# Goal of the exercise
Repeat, exactly and only, the lines from the one containing "Enumerate this screenshot's" to the last line, inclusive; do not repeat the pictures.

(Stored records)

• • • •

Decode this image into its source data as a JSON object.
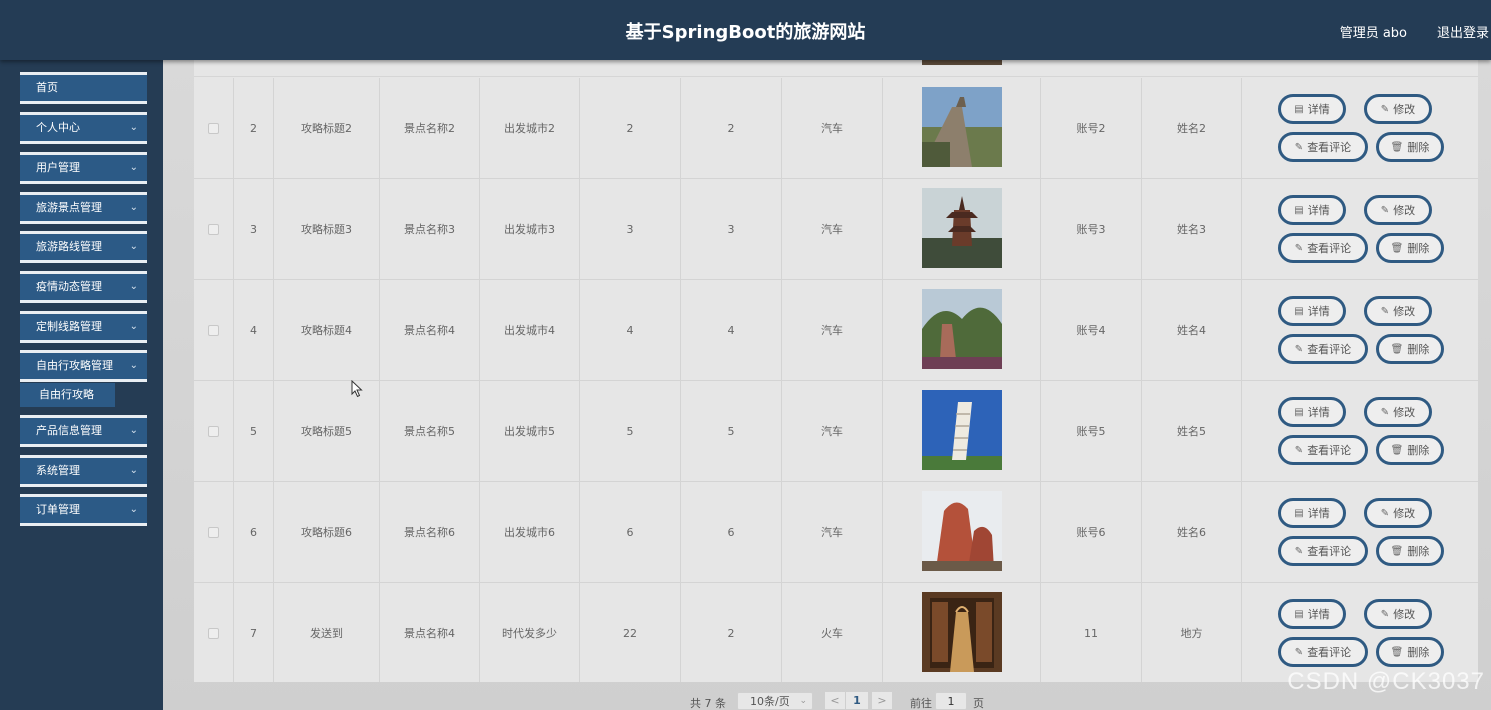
{
  "header": {
    "title": "基于SpringBoot的旅游网站",
    "user": "管理员 abo",
    "logout": "退出登录"
  },
  "sidebar": {
    "items": [
      {
        "label": "首页",
        "has_arrow": false
      },
      {
        "label": "个人中心",
        "has_arrow": true
      },
      {
        "label": "用户管理",
        "has_arrow": true
      },
      {
        "label": "旅游景点管理",
        "has_arrow": true
      },
      {
        "label": "旅游路线管理",
        "has_arrow": true
      },
      {
        "label": "疫情动态管理",
        "has_arrow": true
      },
      {
        "label": "定制线路管理",
        "has_arrow": true
      },
      {
        "label": "自由行攻略管理",
        "has_arrow": true
      },
      {
        "label": "产品信息管理",
        "has_arrow": true
      },
      {
        "label": "系统管理",
        "has_arrow": true
      },
      {
        "label": "订单管理",
        "has_arrow": true
      }
    ],
    "submenu": {
      "label": "自由行攻略"
    }
  },
  "table": {
    "rows": [
      {
        "index": "2",
        "title": "攻略标题2",
        "scenic": "景点名称2",
        "city": "出发城市2",
        "col5": "2",
        "col6": "2",
        "transport": "汽车",
        "image": "great-wall",
        "account": "账号2",
        "name": "姓名2"
      },
      {
        "index": "3",
        "title": "攻略标题3",
        "scenic": "景点名称3",
        "city": "出发城市3",
        "col5": "3",
        "col6": "3",
        "transport": "汽车",
        "image": "pagoda",
        "account": "账号3",
        "name": "姓名3"
      },
      {
        "index": "4",
        "title": "攻略标题4",
        "scenic": "景点名称4",
        "city": "出发城市4",
        "col5": "4",
        "col6": "4",
        "transport": "汽车",
        "image": "mountain",
        "account": "账号4",
        "name": "姓名4"
      },
      {
        "index": "5",
        "title": "攻略标题5",
        "scenic": "景点名称5",
        "city": "出发城市5",
        "col5": "5",
        "col6": "5",
        "transport": "汽车",
        "image": "leaning-tower",
        "account": "账号5",
        "name": "姓名5"
      },
      {
        "index": "6",
        "title": "攻略标题6",
        "scenic": "景点名称6",
        "city": "出发城市6",
        "col5": "6",
        "col6": "6",
        "transport": "汽车",
        "image": "red-rock",
        "account": "账号6",
        "name": "姓名6"
      },
      {
        "index": "7",
        "title": "发送到",
        "scenic": "景点名称4",
        "city": "时代发多少",
        "col5": "22",
        "col6": "2",
        "transport": "火车",
        "image": "library",
        "account": "11",
        "name": "地方"
      }
    ],
    "actions": {
      "detail": "详情",
      "edit": "修改",
      "comments": "查看评论",
      "delete": "删除"
    },
    "icons": {
      "detail": "document-icon",
      "edit": "pencil-icon",
      "comments": "pencil-icon",
      "delete": "trash-icon"
    }
  },
  "pagination": {
    "total": "共 7 条",
    "page_size": "10条/页",
    "prev": "<",
    "current": "1",
    "next": ">",
    "goto_label": "前往",
    "goto_value": "1",
    "page_label": "页"
  },
  "watermark": "CSDN @CK3037"
}
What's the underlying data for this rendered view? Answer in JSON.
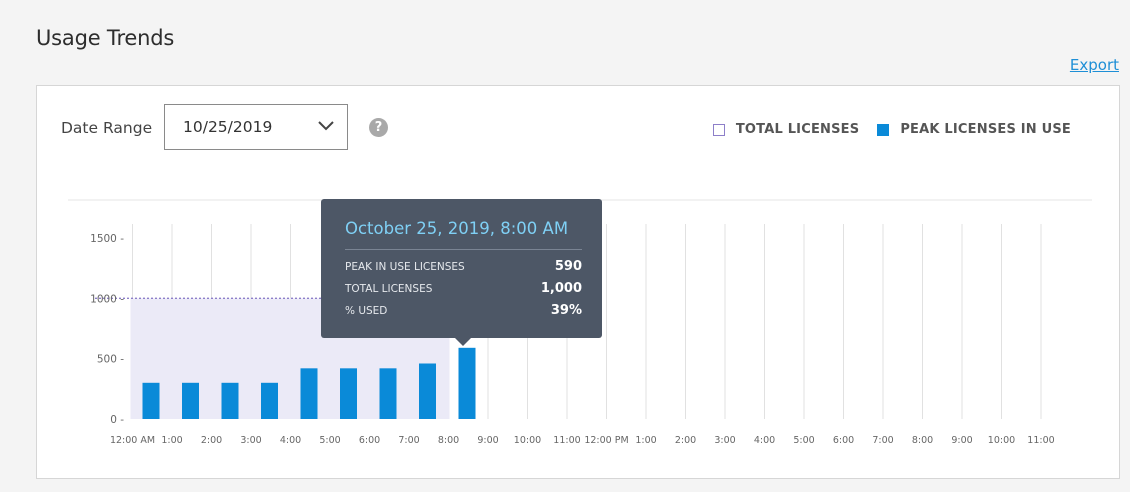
{
  "header": {
    "title": "Usage Trends",
    "export_label": "Export"
  },
  "controls": {
    "date_range_label": "Date Range",
    "date_range_value": "10/25/2019",
    "help_icon": "?"
  },
  "legend": {
    "total": "TOTAL LICENSES",
    "peak": "PEAK LICENSES IN USE"
  },
  "tooltip": {
    "title": "October 25, 2019, 8:00 AM",
    "rows": [
      {
        "label": "PEAK IN USE LICENSES",
        "value": "590"
      },
      {
        "label": "TOTAL LICENSES",
        "value": "1,000"
      },
      {
        "label": "% USED",
        "value": "39%"
      }
    ]
  },
  "colors": {
    "peak": "#0a8ad8",
    "total_fill": "#ebeaf7",
    "total_line": "#8d7fc9",
    "grid": "#e1e1e1",
    "tooltip_bg": "#4d5766",
    "tooltip_title": "#7fd0f5",
    "export_link": "#1e8fd6"
  },
  "chart_data": {
    "type": "bar",
    "categories": [
      "12:00 AM",
      "1:00",
      "2:00",
      "3:00",
      "4:00",
      "5:00",
      "6:00",
      "7:00",
      "8:00",
      "9:00",
      "10:00",
      "11:00",
      "12:00 PM",
      "1:00",
      "2:00",
      "3:00",
      "4:00",
      "5:00",
      "6:00",
      "7:00",
      "8:00",
      "9:00",
      "10:00",
      "11:00"
    ],
    "series": [
      {
        "name": "PEAK LICENSES IN USE",
        "values": [
          300,
          300,
          300,
          300,
          420,
          420,
          420,
          460,
          590
        ]
      },
      {
        "name": "TOTAL LICENSES",
        "values": [
          1000,
          1000,
          1000,
          1000,
          1000,
          1000,
          1000,
          1000,
          1000
        ]
      }
    ],
    "yticks": [
      "0 -",
      "500 -",
      "1000 -",
      "1500 -"
    ],
    "ytick_values": [
      0,
      500,
      1000,
      1500
    ],
    "ylim": [
      0,
      1500
    ],
    "grid": true,
    "legend_position": "top-right"
  }
}
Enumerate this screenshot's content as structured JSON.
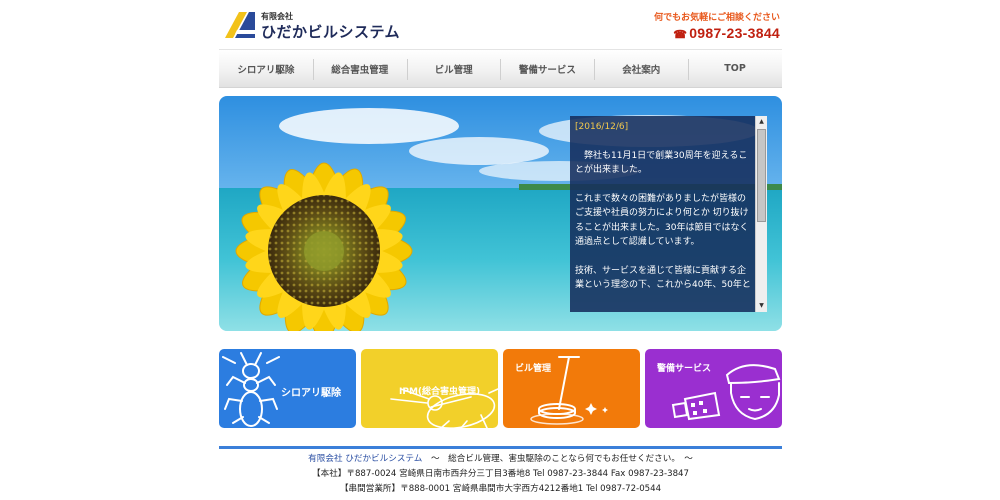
{
  "header": {
    "logo_small": "有限会社",
    "logo_name": "ひだかビルシステム",
    "contact_message": "何でもお気軽にご相談ください",
    "phone_icon": "☎",
    "phone": "0987-23-3844"
  },
  "nav": {
    "items": [
      "シロアリ駆除",
      "総合害虫管理",
      "ビル管理",
      "警備サービス",
      "会社案内",
      "TOP"
    ]
  },
  "news": {
    "date": "[2016/12/6]",
    "paragraphs": [
      "　弊社も11月1日で創業30周年を迎えることが出来ました。",
      "これまで数々の困難がありましたが皆様のご支援や社員の努力により何とか 切り抜けることが出来ました。30年は節目ではなく通過点として認識しています。",
      "技術、サービスを通じて皆様に貢献する企業という理念の下、これから40年、50年と"
    ]
  },
  "tiles": [
    {
      "label": "シロアリ駆除",
      "color": "#2c7de0",
      "icon": "termite-icon"
    },
    {
      "label": "IPM(総合害虫管理)",
      "color": "#f2d02a",
      "icon": "cockroach-icon"
    },
    {
      "label": "ビル管理",
      "color": "#f27a0a",
      "icon": "floor-polisher-icon"
    },
    {
      "label": "警備サービス",
      "color": "#9a2fd0",
      "icon": "security-guard-icon"
    }
  ],
  "footer": {
    "line1_company": "有限会社 ひだかビルシステム",
    "line1_rest": "　～　総合ビル管理、害虫駆除のことなら何でもお任せください。　～",
    "line2": "【本社】〒887-0024  宮崎県日南市西弁分三丁目3番地8  Tel 0987-23-3844  Fax 0987-23-3847",
    "line3": "【串間営業所】〒888-0001  宮崎県串間市大字西方4212番地1  Tel 0987-72-0544"
  },
  "colors": {
    "nav_text": "#555555",
    "accent_blue": "#3b7fd9",
    "contact_orange": "#e8581c",
    "phone_red": "#c02010"
  }
}
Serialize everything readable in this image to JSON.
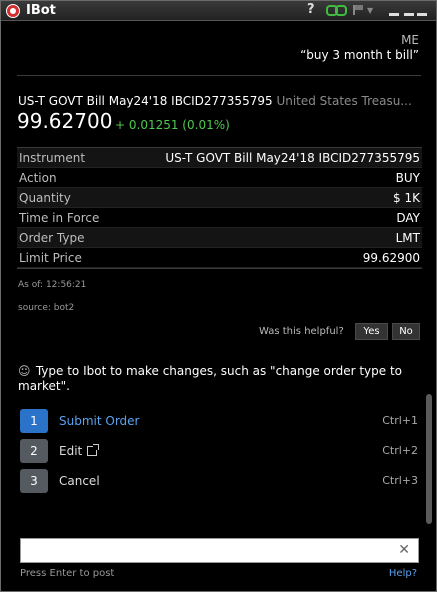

• • • •

# Answer
Enumerate this screenshot's content as structured JSON.
{
  "header": {
    "logo_small": "有限会社",
    "logo_name": "ひだかビルシステム",
    "contact_message": "何でもお気軽にご相談ください",
    "phone_icon": "☎",
    "phone": "0987-23-3844"
  },
  "nav": {
    "items": [
      "シロアリ駆除",
      "総合害虫管理",
      "ビル管理",
      "警備サービス",
      "会社案内",
      "TOP"
    ]
  },
  "news": {
    "date": "[2016/12/6]",
    "paragraphs": [
      "　弊社も11月1日で創業30周年を迎えることが出来ました。",
      "これまで数々の困難がありましたが皆様のご支援や社員の努力により何とか 切り抜けることが出来ました。30年は節目ではなく通過点として認識しています。",
      "技術、サービスを通じて皆様に貢献する企業という理念の下、これから40年、50年と"
    ]
  },
  "tiles": [
    {
      "label": "シロアリ駆除",
      "color": "#2c7de0",
      "icon": "termite-icon"
    },
    {
      "label": "IPM(総合害虫管理)",
      "color": "#f2d02a",
      "icon": "cockroach-icon"
    },
    {
      "label": "ビル管理",
      "color": "#f27a0a",
      "icon": "floor-polisher-icon"
    },
    {
      "label": "警備サービス",
      "color": "#9a2fd0",
      "icon": "security-guard-icon"
    }
  ],
  "footer": {
    "line1_company": "有限会社 ひだかビルシステム",
    "line1_rest": "　～　総合ビル管理、害虫駆除のことなら何でもお任せください。　～",
    "line2": "【本社】〒887-0024  宮崎県日南市西弁分三丁目3番地8  Tel 0987-23-3844  Fax 0987-23-3847",
    "line3": "【串間営業所】〒888-0001  宮崎県串間市大字西方4212番地1  Tel 0987-72-0544"
  },
  "colors": {
    "nav_text": "#555555",
    "accent_blue": "#3b7fd9",
    "contact_orange": "#e8581c",
    "phone_red": "#c02010"
  }
}
Serialize everything readable in this image to JSON.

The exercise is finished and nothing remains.